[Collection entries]
^^^^^^^^^^^^^^^^

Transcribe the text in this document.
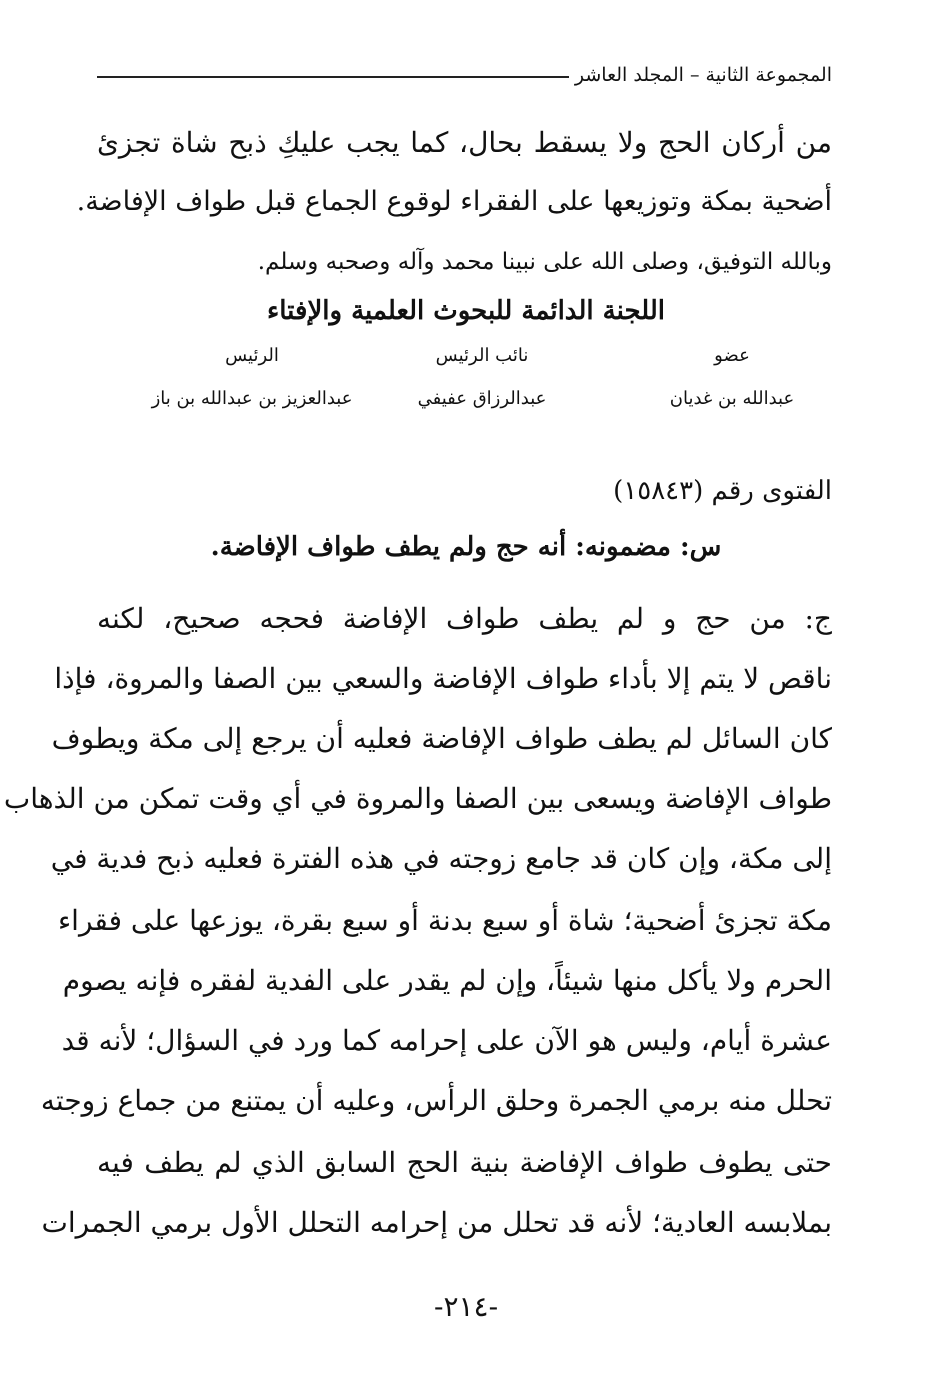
المجموعة الثانية – المجلد العاشر
من أركان الحج ولا يسقط بحال، كما يجب عليكِ ذبح شاة تجزئ
أضحية بمكة وتوزيعها على الفقراء لوقوع الجماع قبل طواف الإفاضة.
وبالله التوفيق، وصلى الله على نبينا محمد وآله وصحبه وسلم.
اللجنة الدائمة للبحوث العلمية والإفتاء
عضو
عبدالله بن غديان
نائب الرئيس
عبدالرزاق عفيفي
الرئيس
عبدالعزيز بن عبدالله بن باز
الفتوى رقم (١٥٨٤٣)
س: مضمونه: أنه حج ولم يطف طواف الإفاضة.
ج: من حج و لم يطف طواف الإفاضة فحجه صحيح، لكنه
ناقص لا يتم إلا بأداء طواف الإفاضة والسعي بين الصفا والمروة، فإذا
كان السائل لم يطف طواف الإفاضة فعليه أن يرجع إلى مكة ويطوف
طواف الإفاضة ويسعى بين الصفا والمروة في أي وقت تمكن من الذهاب
إلى مكة، وإن كان قد جامع زوجته في هذه الفترة فعليه ذبح فدية في
مكة تجزئ أضحية؛ شاة أو سبع بدنة أو سبع بقرة، يوزعها على فقراء
الحرم ولا يأكل منها شيئاً، وإن لم يقدر على الفدية لفقره فإنه يصوم
عشرة أيام، وليس هو الآن على إحرامه كما ورد في السؤال؛ لأنه قد
تحلل منه برمي الجمرة وحلق الرأس، وعليه أن يمتنع من جماع زوجته
حتى يطوف طواف الإفاضة بنية الحج السابق الذي لم يطف فيه
بملابسه العادية؛ لأنه قد تحلل من إحرامه التحلل الأول برمي الجمرات
-٢١٤-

^^^^^^^^^^^^^^^^

◆ Problem details ◆
Write out each line of the data exactly; the images should be left out.

◆ Answer for this exercise ◆
Transcribe the text in this document.
المجموعة الثانية – المجلد العاشر
من أركان الحج ولا يسقط بحال، كما يجب عليكِ ذبح شاة تجزئ
أضحية بمكة وتوزيعها على الفقراء لوقوع الجماع قبل طواف الإفاضة.
وبالله التوفيق، وصلى الله على نبينا محمد وآله وصحبه وسلم.
اللجنة الدائمة للبحوث العلمية والإفتاء
عضو
عبدالله بن غديان
نائب الرئيس
عبدالرزاق عفيفي
الرئيس
عبدالعزيز بن عبدالله بن باز
الفتوى رقم (١٥٨٤٣)
س: مضمونه: أنه حج ولم يطف طواف الإفاضة.
ج: من حج و لم يطف طواف الإفاضة فحجه صحيح، لكنه
ناقص لا يتم إلا بأداء طواف الإفاضة والسعي بين الصفا والمروة، فإذا
كان السائل لم يطف طواف الإفاضة فعليه أن يرجع إلى مكة ويطوف
طواف الإفاضة ويسعى بين الصفا والمروة في أي وقت تمكن من الذهاب
إلى مكة، وإن كان قد جامع زوجته في هذه الفترة فعليه ذبح فدية في
مكة تجزئ أضحية؛ شاة أو سبع بدنة أو سبع بقرة، يوزعها على فقراء
الحرم ولا يأكل منها شيئاً، وإن لم يقدر على الفدية لفقره فإنه يصوم
عشرة أيام، وليس هو الآن على إحرامه كما ورد في السؤال؛ لأنه قد
تحلل منه برمي الجمرة وحلق الرأس، وعليه أن يمتنع من جماع زوجته
حتى يطوف طواف الإفاضة بنية الحج السابق الذي لم يطف فيه
بملابسه العادية؛ لأنه قد تحلل من إحرامه التحلل الأول برمي الجمرات
-٢١٤-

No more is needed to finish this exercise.